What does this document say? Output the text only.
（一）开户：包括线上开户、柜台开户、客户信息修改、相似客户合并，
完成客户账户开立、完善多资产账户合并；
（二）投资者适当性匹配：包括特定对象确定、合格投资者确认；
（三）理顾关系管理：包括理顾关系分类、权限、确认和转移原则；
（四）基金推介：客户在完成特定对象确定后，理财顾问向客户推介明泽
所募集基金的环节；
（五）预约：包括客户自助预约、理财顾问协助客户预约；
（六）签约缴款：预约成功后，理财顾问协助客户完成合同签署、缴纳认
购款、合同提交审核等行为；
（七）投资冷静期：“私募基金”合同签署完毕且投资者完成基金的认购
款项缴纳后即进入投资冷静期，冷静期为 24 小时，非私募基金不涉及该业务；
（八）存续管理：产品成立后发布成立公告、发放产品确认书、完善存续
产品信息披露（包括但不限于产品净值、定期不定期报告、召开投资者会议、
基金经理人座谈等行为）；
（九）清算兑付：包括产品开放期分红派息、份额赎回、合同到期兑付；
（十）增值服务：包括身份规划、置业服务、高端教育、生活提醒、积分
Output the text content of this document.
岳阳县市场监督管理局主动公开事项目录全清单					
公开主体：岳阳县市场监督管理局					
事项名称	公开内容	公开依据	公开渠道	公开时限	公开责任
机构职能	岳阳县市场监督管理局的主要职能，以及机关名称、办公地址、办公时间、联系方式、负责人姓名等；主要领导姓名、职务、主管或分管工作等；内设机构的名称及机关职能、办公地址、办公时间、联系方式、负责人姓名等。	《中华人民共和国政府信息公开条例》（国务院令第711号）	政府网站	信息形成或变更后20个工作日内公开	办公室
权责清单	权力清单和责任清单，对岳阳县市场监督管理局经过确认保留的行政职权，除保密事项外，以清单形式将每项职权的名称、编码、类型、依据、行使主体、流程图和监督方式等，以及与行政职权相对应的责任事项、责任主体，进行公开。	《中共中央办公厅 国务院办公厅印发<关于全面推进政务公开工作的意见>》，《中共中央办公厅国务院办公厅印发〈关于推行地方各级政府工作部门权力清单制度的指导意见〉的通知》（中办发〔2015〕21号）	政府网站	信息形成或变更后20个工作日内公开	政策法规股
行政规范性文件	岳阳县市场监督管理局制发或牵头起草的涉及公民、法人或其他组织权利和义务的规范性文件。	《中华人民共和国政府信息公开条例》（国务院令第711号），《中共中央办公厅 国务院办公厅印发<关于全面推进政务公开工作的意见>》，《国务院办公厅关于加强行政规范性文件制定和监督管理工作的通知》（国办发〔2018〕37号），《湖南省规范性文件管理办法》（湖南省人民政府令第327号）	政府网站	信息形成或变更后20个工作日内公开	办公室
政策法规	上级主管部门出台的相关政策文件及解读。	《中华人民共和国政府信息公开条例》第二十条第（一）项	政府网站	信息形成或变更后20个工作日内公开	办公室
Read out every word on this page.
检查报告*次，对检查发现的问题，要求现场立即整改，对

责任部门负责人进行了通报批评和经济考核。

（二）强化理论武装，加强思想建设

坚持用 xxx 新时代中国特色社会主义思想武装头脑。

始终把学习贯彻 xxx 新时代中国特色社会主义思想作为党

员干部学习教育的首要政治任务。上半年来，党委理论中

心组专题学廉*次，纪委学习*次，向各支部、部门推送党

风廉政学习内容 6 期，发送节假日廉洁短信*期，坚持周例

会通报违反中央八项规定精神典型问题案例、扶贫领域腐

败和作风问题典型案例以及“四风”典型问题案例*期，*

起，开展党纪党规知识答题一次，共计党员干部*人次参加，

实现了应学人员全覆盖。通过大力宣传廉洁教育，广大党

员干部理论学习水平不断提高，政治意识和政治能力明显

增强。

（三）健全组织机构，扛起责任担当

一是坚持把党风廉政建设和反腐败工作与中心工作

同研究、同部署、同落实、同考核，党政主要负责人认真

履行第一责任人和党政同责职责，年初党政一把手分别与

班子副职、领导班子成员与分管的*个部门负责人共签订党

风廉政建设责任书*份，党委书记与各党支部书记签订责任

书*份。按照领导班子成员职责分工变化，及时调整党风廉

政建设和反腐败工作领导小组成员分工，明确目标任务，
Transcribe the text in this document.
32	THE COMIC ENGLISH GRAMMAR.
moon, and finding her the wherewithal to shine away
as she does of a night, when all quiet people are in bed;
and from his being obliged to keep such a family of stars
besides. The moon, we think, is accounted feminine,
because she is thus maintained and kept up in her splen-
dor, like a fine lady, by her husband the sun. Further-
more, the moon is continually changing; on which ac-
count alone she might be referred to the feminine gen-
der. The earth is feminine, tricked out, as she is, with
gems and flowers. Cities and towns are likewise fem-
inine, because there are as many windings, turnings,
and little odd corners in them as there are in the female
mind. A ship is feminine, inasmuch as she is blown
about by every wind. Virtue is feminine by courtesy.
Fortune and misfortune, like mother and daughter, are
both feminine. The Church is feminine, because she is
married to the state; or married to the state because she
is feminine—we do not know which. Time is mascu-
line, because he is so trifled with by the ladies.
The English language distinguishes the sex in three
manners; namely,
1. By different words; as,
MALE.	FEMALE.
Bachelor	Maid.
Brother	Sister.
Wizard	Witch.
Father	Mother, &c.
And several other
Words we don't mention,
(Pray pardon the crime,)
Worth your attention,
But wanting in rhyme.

■ **Task to carry out**: Give the listing again, word for word.

■ **Answer for this exercise**:
What does this document say? Output the text only.
（一）开户：包括线上开户、柜台开户、客户信息修改、相似客户合并，
完成客户账户开立、完善多资产账户合并；
（二）投资者适当性匹配：包括特定对象确定、合格投资者确认；
（三）理顾关系管理：包括理顾关系分类、权限、确认和转移原则；
（四）基金推介：客户在完成特定对象确定后，理财顾问向客户推介明泽
所募集基金的环节；
（五）预约：包括客户自助预约、理财顾问协助客户预约；
（六）签约缴款：预约成功后，理财顾问协助客户完成合同签署、缴纳认
购款、合同提交审核等行为；
（七）投资冷静期：“私募基金”合同签署完毕且投资者完成基金的认购
款项缴纳后即进入投资冷静期，冷静期为 24 小时，非私募基金不涉及该业务；
（八）存续管理：产品成立后发布成立公告、发放产品确认书、完善存续
产品信息披露（包括但不限于产品净值、定期不定期报告、召开投资者会议、
基金经理人座谈等行为）；
（九）清算兑付：包括产品开放期分红派息、份额赎回、合同到期兑付；
（十）增值服务：包括身份规划、置业服务、高端教育、生活提醒、积分
Output the text content of this document.
岳阳县市场监督管理局主动公开事项目录全清单					
公开主体：岳阳县市场监督管理局					
事项名称	公开内容	公开依据	公开渠道	公开时限	公开责任
机构职能	岳阳县市场监督管理局的主要职能，以及机关名称、办公地址、办公时间、联系方式、负责人姓名等；主要领导姓名、职务、主管或分管工作等；内设机构的名称及机关职能、办公地址、办公时间、联系方式、负责人姓名等。	《中华人民共和国政府信息公开条例》（国务院令第711号）	政府网站	信息形成或变更后20个工作日内公开	办公室
权责清单	权力清单和责任清单，对岳阳县市场监督管理局经过确认保留的行政职权，除保密事项外，以清单形式将每项职权的名称、编码、类型、依据、行使主体、流程图和监督方式等，以及与行政职权相对应的责任事项、责任主体，进行公开。	《中共中央办公厅 国务院办公厅印发<关于全面推进政务公开工作的意见>》，《中共中央办公厅国务院办公厅印发〈关于推行地方各级政府工作部门权力清单制度的指导意见〉的通知》（中办发〔2015〕21号）	政府网站	信息形成或变更后20个工作日内公开	政策法规股
行政规范性文件	岳阳县市场监督管理局制发或牵头起草的涉及公民、法人或其他组织权利和义务的规范性文件。	《中华人民共和国政府信息公开条例》（国务院令第711号），《中共中央办公厅 国务院办公厅印发<关于全面推进政务公开工作的意见>》，《国务院办公厅关于加强行政规范性文件制定和监督管理工作的通知》（国办发〔2018〕37号），《湖南省规范性文件管理办法》（湖南省人民政府令第327号）	政府网站	信息形成或变更后20个工作日内公开	办公室
政策法规	上级主管部门出台的相关政策文件及解读。	《中华人民共和国政府信息公开条例》第二十条第（一）项	政府网站	信息形成或变更后20个工作日内公开	办公室
Read out every word on this page.
检查报告*次，对检查发现的问题，要求现场立即整改，对

责任部门负责人进行了通报批评和经济考核。

（二）强化理论武装，加强思想建设

坚持用 xxx 新时代中国特色社会主义思想武装头脑。

始终把学习贯彻 xxx 新时代中国特色社会主义思想作为党

员干部学习教育的首要政治任务。上半年来，党委理论中

心组专题学廉*次，纪委学习*次，向各支部、部门推送党

风廉政学习内容 6 期，发送节假日廉洁短信*期，坚持周例

会通报违反中央八项规定精神典型问题案例、扶贫领域腐

败和作风问题典型案例以及“四风”典型问题案例*期，*

起，开展党纪党规知识答题一次，共计党员干部*人次参加，

实现了应学人员全覆盖。通过大力宣传廉洁教育，广大党

员干部理论学习水平不断提高，政治意识和政治能力明显

增强。

（三）健全组织机构，扛起责任担当

一是坚持把党风廉政建设和反腐败工作与中心工作

同研究、同部署、同落实、同考核，党政主要负责人认真

履行第一责任人和党政同责职责，年初党政一把手分别与

班子副职、领导班子成员与分管的*个部门负责人共签订党

风廉政建设责任书*份，党委书记与各党支部书记签订责任

书*份。按照领导班子成员职责分工变化，及时调整党风廉

政建设和反腐败工作领导小组成员分工，明确目标任务，
Transcribe the text in this document.
32	THE COMIC ENGLISH GRAMMAR.
moon, and finding her the wherewithal to shine away
as she does of a night, when all quiet people are in bed;
and from his being obliged to keep such a family of stars
besides. The moon, we think, is accounted feminine,
because she is thus maintained and kept up in her splen-
dor, like a fine lady, by her husband the sun. Further-
more, the moon is continually changing; on which ac-
count alone she might be referred to the feminine gen-
der. The earth is feminine, tricked out, as she is, with
gems and flowers. Cities and towns are likewise fem-
inine, because there are as many windings, turnings,
and little odd corners in them as there are in the female
mind. A ship is feminine, inasmuch as she is blown
about by every wind. Virtue is feminine by courtesy.
Fortune and misfortune, like mother and daughter, are
both feminine. The Church is feminine, because she is
married to the state; or married to the state because she
is feminine—we do not know which. Time is mascu-
line, because he is so trifled with by the ladies.
The English language distinguishes the sex in three
manners; namely,
1. By different words; as,
MALE.	FEMALE.
Bachelor	Maid.
Brother	Sister.
Wizard	Witch.
Father	Mother, &c.
And several other
Words we don't mention,
(Pray pardon the crime,)
Worth your attention,
But wanting in rhyme.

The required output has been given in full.